Your objective: Pull out every line of the listing below where "JSON" appears.

Given records:
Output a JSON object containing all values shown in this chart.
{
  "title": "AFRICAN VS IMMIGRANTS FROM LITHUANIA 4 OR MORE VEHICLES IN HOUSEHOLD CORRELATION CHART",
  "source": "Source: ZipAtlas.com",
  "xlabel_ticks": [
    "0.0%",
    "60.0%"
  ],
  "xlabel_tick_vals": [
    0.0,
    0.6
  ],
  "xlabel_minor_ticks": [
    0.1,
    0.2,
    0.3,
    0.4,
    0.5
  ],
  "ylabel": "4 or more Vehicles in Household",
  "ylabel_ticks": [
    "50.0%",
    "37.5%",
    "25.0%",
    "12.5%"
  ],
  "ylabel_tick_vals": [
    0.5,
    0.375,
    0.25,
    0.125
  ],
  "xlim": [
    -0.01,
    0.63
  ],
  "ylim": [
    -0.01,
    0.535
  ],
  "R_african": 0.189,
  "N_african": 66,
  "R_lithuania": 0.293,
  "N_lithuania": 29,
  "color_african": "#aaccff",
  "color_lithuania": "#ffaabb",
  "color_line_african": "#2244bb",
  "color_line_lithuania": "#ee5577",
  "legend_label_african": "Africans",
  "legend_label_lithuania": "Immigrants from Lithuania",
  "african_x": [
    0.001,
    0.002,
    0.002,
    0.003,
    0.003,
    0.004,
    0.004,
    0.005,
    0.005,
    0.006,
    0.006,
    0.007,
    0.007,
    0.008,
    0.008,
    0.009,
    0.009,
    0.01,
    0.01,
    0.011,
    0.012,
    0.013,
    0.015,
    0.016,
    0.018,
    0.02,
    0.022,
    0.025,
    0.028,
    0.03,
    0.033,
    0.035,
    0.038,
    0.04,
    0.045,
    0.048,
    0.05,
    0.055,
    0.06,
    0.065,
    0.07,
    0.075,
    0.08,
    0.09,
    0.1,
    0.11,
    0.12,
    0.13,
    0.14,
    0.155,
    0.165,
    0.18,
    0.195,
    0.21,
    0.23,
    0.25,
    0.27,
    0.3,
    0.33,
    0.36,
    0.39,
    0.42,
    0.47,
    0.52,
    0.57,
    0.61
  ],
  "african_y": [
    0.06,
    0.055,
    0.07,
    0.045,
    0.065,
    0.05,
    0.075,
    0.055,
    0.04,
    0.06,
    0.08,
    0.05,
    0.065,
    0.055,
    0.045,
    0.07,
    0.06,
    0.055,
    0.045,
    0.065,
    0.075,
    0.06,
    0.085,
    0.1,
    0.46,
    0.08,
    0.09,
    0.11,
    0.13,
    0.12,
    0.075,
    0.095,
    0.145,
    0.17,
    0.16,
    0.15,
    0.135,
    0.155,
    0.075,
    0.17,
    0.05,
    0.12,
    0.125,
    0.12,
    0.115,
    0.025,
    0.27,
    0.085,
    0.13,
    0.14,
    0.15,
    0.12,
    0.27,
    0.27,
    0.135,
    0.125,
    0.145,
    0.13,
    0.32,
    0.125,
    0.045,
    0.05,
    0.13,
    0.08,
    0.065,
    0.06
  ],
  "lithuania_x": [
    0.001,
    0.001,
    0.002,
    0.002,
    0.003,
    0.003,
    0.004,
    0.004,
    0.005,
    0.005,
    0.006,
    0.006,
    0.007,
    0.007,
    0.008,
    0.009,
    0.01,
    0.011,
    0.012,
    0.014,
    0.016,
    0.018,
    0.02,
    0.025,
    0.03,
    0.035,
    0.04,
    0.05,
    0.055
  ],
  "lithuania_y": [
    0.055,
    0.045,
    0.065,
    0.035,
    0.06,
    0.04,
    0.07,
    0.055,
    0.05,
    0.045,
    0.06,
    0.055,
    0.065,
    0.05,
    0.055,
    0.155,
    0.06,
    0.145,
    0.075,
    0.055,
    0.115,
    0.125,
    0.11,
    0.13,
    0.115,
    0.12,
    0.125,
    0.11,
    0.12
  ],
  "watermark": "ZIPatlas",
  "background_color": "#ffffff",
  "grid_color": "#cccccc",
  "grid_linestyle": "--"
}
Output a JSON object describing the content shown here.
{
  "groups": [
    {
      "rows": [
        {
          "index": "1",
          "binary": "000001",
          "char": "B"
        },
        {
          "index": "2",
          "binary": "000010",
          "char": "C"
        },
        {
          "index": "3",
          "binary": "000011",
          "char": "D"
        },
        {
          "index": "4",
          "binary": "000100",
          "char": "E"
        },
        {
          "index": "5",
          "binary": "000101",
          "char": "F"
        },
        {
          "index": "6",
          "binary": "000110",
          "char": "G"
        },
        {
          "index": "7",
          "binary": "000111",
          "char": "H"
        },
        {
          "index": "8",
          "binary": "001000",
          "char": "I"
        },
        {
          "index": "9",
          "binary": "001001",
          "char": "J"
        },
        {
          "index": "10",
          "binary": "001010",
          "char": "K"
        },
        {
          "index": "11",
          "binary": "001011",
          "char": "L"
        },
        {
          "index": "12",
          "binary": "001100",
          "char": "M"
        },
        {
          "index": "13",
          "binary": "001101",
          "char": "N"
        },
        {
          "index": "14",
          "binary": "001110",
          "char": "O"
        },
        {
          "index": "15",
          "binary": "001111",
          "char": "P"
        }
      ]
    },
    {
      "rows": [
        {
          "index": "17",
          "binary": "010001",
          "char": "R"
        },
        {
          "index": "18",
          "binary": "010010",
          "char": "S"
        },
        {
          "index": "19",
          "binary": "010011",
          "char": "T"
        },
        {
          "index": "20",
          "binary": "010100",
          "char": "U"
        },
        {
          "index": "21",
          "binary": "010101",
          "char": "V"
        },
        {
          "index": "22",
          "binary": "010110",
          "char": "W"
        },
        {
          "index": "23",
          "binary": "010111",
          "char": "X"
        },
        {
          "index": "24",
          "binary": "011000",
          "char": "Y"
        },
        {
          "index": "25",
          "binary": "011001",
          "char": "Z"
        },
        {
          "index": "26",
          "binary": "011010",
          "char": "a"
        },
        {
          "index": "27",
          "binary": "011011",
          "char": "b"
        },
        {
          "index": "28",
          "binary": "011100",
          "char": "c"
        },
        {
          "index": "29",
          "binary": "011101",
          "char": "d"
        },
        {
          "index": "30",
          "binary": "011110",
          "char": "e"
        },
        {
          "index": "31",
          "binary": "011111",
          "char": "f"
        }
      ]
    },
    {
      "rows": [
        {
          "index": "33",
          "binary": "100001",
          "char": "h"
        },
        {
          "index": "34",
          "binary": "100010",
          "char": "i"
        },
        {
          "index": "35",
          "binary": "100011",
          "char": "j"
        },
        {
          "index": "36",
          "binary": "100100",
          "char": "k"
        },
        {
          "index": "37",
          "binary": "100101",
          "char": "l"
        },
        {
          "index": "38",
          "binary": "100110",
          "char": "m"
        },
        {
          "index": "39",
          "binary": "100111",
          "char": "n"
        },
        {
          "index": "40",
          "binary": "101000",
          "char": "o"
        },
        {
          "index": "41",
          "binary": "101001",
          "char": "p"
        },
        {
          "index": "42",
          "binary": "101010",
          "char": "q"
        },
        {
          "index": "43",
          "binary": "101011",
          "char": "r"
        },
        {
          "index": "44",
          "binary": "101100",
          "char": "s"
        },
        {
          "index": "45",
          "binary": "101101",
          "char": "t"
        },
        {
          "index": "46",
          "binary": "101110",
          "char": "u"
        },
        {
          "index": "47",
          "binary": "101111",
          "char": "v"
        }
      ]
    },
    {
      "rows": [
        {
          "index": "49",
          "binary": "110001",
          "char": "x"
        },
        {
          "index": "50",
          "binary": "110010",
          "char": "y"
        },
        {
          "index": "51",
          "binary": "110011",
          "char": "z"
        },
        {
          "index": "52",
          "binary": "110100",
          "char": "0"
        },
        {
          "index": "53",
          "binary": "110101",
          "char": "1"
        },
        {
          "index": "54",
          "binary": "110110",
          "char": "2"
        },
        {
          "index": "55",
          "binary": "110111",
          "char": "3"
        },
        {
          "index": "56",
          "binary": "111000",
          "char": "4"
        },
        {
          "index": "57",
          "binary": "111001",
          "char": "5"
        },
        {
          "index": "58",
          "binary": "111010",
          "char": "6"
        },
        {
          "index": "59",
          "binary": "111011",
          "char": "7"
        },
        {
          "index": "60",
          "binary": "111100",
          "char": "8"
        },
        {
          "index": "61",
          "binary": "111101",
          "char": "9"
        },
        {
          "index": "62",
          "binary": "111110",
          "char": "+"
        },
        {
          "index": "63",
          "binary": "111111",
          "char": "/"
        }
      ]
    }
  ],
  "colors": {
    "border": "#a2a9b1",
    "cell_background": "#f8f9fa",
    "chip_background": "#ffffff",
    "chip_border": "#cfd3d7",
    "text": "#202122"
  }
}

The output:
Output a JSON object containing all values shown in this chart.
Output a JSON object describing the content shown here.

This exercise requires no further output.